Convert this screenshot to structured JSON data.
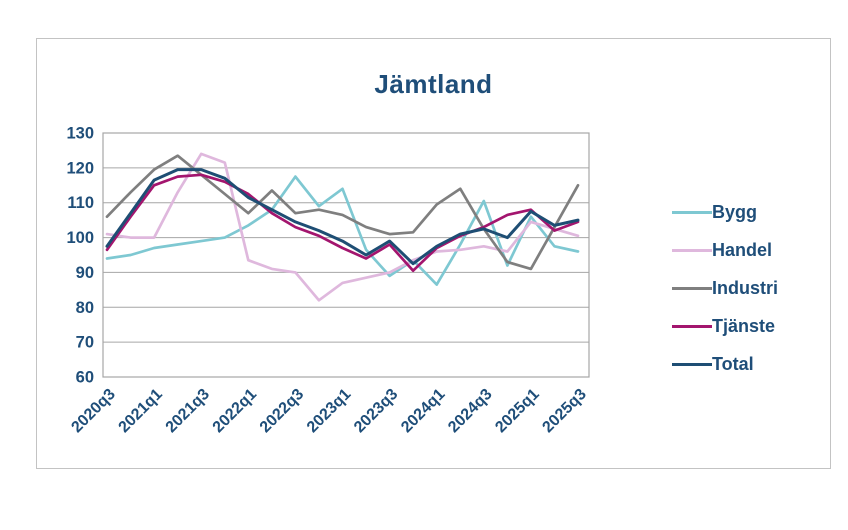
{
  "title": "Jämtland",
  "colors": {
    "text": "#1F4E79",
    "grid": "#a6a6a6",
    "plot_border": "#a6a6a6",
    "frame_border": "#c3c3c3"
  },
  "chart_data": {
    "type": "line",
    "title": "Jämtland",
    "grid": "horizontal",
    "x_axis": {
      "categories": [
        "2020q3",
        "2020q4",
        "2021q1",
        "2021q2",
        "2021q3",
        "2021q4",
        "2022q1",
        "2022q2",
        "2022q3",
        "2022q4",
        "2023q1",
        "2023q2",
        "2023q3",
        "2023q4",
        "2024q1",
        "2024q2",
        "2024q3",
        "2024q4",
        "2025q1",
        "2025q2",
        "2025q3"
      ],
      "tick_label_indices": [
        0,
        2,
        4,
        6,
        8,
        10,
        12,
        14,
        16,
        18,
        20
      ],
      "tick_labels": [
        "2020q3",
        "2021q1",
        "2021q3",
        "2022q1",
        "2022q3",
        "2023q1",
        "2023q3",
        "2024q1",
        "2024q3",
        "2025q1",
        "2025q3"
      ]
    },
    "y_axis": {
      "min": 60,
      "max": 130,
      "step": 10,
      "tick_labels": [
        "60",
        "70",
        "80",
        "90",
        "100",
        "110",
        "120",
        "130"
      ]
    },
    "legend": {
      "position": "right"
    },
    "series": [
      {
        "name": "Bygg",
        "color": "#7ec8d2",
        "values": [
          94,
          95,
          97,
          98,
          99,
          100,
          103.5,
          108,
          117.5,
          109,
          114,
          96.5,
          89,
          93.5,
          86.5,
          98,
          110.5,
          92,
          106,
          97.5,
          96
        ]
      },
      {
        "name": "Handel",
        "color": "#dfb8dd",
        "values": [
          101,
          100,
          100,
          113,
          124,
          121.5,
          93.5,
          91,
          90,
          82,
          87,
          88.5,
          90,
          93.5,
          96,
          96.5,
          97.5,
          96,
          104.5,
          102.5,
          100.5
        ]
      },
      {
        "name": "Industri",
        "color": "#7f7f7f",
        "values": [
          106,
          113,
          119.5,
          123.5,
          118,
          112.5,
          107,
          113.5,
          107,
          108,
          106.5,
          103,
          101,
          101.5,
          109.5,
          114,
          102.5,
          93,
          91,
          103,
          115
        ]
      },
      {
        "name": "Tjänste",
        "color": "#a3156e",
        "values": [
          96.5,
          106,
          115,
          117.5,
          118,
          116,
          112.5,
          107,
          103,
          100.5,
          97,
          94,
          98,
          90.5,
          97,
          100.5,
          103,
          106.5,
          108,
          102,
          104.5
        ]
      },
      {
        "name": "Total",
        "color": "#1e4e74",
        "values": [
          97.5,
          107,
          116.5,
          119.5,
          119.5,
          117,
          111.5,
          108,
          104.5,
          102,
          99,
          95,
          99,
          92.5,
          97.5,
          101,
          102.5,
          100,
          107.5,
          103.5,
          105
        ]
      }
    ]
  }
}
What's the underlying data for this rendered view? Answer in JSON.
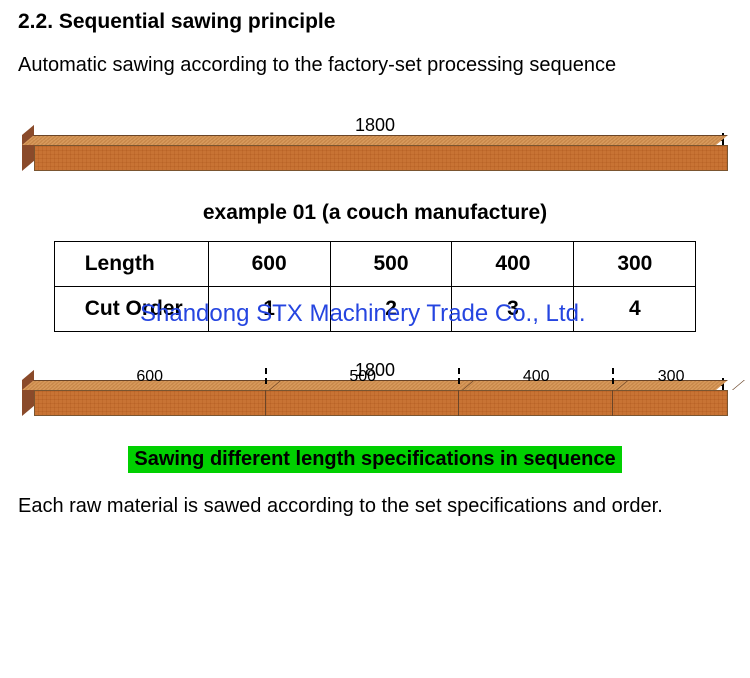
{
  "section_title": "2.2. Sequential sawing principle",
  "intro_text": "Automatic sawing according to the factory-set processing sequence",
  "board_full": {
    "total_length": 1800,
    "total_label": "1800",
    "colors": {
      "face": "#e2ab73",
      "edge": "#7a5530",
      "end": "#8a4a2a"
    }
  },
  "example_caption": "example 01 (a couch manufacture)",
  "watermark": "Shandong STX Machinery Trade Co., Ltd.",
  "cut_table": {
    "row1_label": "Length",
    "row2_label": "Cut Order",
    "columns": [
      {
        "length": "600",
        "order": "1"
      },
      {
        "length": "500",
        "order": "2"
      },
      {
        "length": "400",
        "order": "3"
      },
      {
        "length": "300",
        "order": "4"
      }
    ]
  },
  "board_segmented": {
    "total_length": 1800,
    "total_label": "1800",
    "segments": [
      {
        "label": "600",
        "length": 600
      },
      {
        "label": "500",
        "length": 500
      },
      {
        "label": "400",
        "length": 400
      },
      {
        "label": "300",
        "length": 300
      }
    ]
  },
  "highlight_text": "Sawing different length specifications in sequence",
  "outro_text": "Each raw material is sawed according to the set specifications and order."
}
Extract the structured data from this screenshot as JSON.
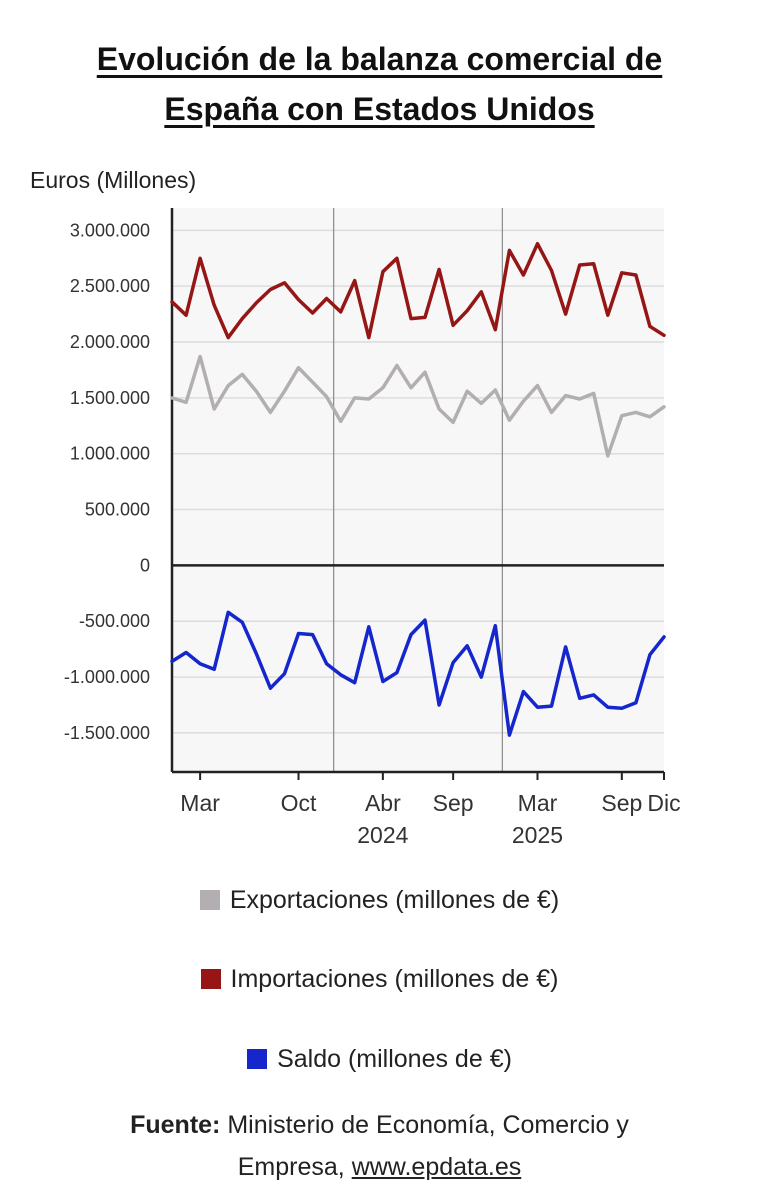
{
  "title_line1": "Evolución de la balanza comercial de",
  "title_line2": "España con Estados Unidos",
  "chart_data": {
    "type": "line",
    "ylabel": "Euros (Millones)",
    "ylim": [
      -1850000,
      3200000
    ],
    "yticks": [
      3000000,
      2500000,
      2000000,
      1500000,
      1000000,
      500000,
      0,
      -500000,
      -1000000,
      -1500000
    ],
    "ytick_labels": [
      "3.000.000",
      "2.500.000",
      "2.000.000",
      "1.500.000",
      "1.000.000",
      "500.000",
      "0",
      "-500.000",
      "-1.000.000",
      "-1.500.000"
    ],
    "x": [
      "2023-01",
      "2023-02",
      "2023-03",
      "2023-04",
      "2023-05",
      "2023-06",
      "2023-07",
      "2023-08",
      "2023-09",
      "2023-10",
      "2023-11",
      "2023-12",
      "2024-01",
      "2024-02",
      "2024-03",
      "2024-04",
      "2024-05",
      "2024-06",
      "2024-07",
      "2024-08",
      "2024-09",
      "2024-10",
      "2024-11",
      "2024-12",
      "2025-01",
      "2025-02",
      "2025-03",
      "2025-04",
      "2025-05",
      "2025-06",
      "2025-07",
      "2025-08",
      "2025-09",
      "2025-10",
      "2025-11",
      "2025-12"
    ],
    "xtick_labels": [
      {
        "x": "2023-03",
        "label": "Mar",
        "sub": ""
      },
      {
        "x": "2023-10",
        "label": "Oct",
        "sub": ""
      },
      {
        "x": "2024-04",
        "label": "Abr",
        "sub": "2024"
      },
      {
        "x": "2024-09",
        "label": "Sep",
        "sub": ""
      },
      {
        "x": "2025-03",
        "label": "Mar",
        "sub": "2025"
      },
      {
        "x": "2025-09",
        "label": "Sep",
        "sub": ""
      },
      {
        "x": "2025-12",
        "label": "Dic",
        "sub": ""
      }
    ],
    "year_dividers": [
      "2024-01",
      "2025-01"
    ],
    "grid": true,
    "legend_position": "bottom",
    "series": [
      {
        "name": "Exportaciones (millones de €)",
        "color": "#b3aeb1",
        "values": [
          1500000,
          1460000,
          1870000,
          1400000,
          1610000,
          1710000,
          1560000,
          1370000,
          1560000,
          1770000,
          1640000,
          1510000,
          1290000,
          1500000,
          1490000,
          1590000,
          1790000,
          1590000,
          1730000,
          1400000,
          1280000,
          1560000,
          1450000,
          1570000,
          1300000,
          1470000,
          1610000,
          1370000,
          1520000,
          1490000,
          1540000,
          980000,
          1340000,
          1370000,
          1330000,
          1420000
        ]
      },
      {
        "name": "Importaciones (millones de €)",
        "color": "#961616",
        "values": [
          2360000,
          2240000,
          2750000,
          2330000,
          2040000,
          2210000,
          2350000,
          2470000,
          2530000,
          2380000,
          2260000,
          2390000,
          2270000,
          2550000,
          2040000,
          2630000,
          2750000,
          2210000,
          2220000,
          2650000,
          2150000,
          2280000,
          2450000,
          2110000,
          2820000,
          2600000,
          2880000,
          2640000,
          2250000,
          2690000,
          2700000,
          2240000,
          2620000,
          2600000,
          2140000,
          2060000
        ]
      },
      {
        "name": "Saldo (millones de €)",
        "color": "#1426cc",
        "values": [
          -860000,
          -780000,
          -880000,
          -930000,
          -420000,
          -510000,
          -790000,
          -1100000,
          -970000,
          -610000,
          -620000,
          -880000,
          -980000,
          -1050000,
          -550000,
          -1040000,
          -960000,
          -620000,
          -490000,
          -1250000,
          -870000,
          -720000,
          -1000000,
          -540000,
          -1520000,
          -1130000,
          -1270000,
          -1260000,
          -730000,
          -1190000,
          -1160000,
          -1270000,
          -1280000,
          -1230000,
          -800000,
          -640000
        ]
      }
    ]
  },
  "source": {
    "label": "Fuente:",
    "text": "Ministerio de Economía, Comercio y",
    "line2_prefix": "Empresa, ",
    "link": "www.epdata.es"
  }
}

════

_WHAT IS ASKED_
Tell how many lines of the material above hold "structured", answering with a bare number.

_OUTPUT BELOW_
2